(Directive) All of the material below is to be retyped exactly.

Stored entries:
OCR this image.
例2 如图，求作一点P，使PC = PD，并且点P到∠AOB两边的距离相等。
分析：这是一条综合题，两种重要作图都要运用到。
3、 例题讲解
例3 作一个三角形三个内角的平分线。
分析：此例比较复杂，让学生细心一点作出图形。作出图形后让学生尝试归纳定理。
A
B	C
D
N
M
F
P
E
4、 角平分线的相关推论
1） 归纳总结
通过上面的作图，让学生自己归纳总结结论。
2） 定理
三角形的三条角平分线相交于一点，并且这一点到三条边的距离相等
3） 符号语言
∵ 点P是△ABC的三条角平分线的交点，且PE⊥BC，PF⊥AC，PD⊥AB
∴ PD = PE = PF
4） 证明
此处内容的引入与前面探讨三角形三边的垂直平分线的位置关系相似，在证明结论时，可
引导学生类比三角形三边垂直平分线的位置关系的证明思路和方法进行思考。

(Task response)
OCR this image.
例2 如图，求作一点P，使PC = PD，并且点P到∠AOB两边的距离相等。
分析：这是一条综合题，两种重要作图都要运用到。
3、 例题讲解
例3 作一个三角形三个内角的平分线。
分析：此例比较复杂，让学生细心一点作出图形。作出图形后让学生尝试归纳定理。
A
B	C
D
N
M
F
P
E
4、 角平分线的相关推论
1） 归纳总结
通过上面的作图，让学生自己归纳总结结论。
2） 定理
三角形的三条角平分线相交于一点，并且这一点到三条边的距离相等
3） 符号语言
∵ 点P是△ABC的三条角平分线的交点，且PE⊥BC，PF⊥AC，PD⊥AB
∴ PD = PE = PF
4） 证明
此处内容的引入与前面探讨三角形三边的垂直平分线的位置关系相似，在证明结论时，可
引导学生类比三角形三边垂直平分线的位置关系的证明思路和方法进行思考。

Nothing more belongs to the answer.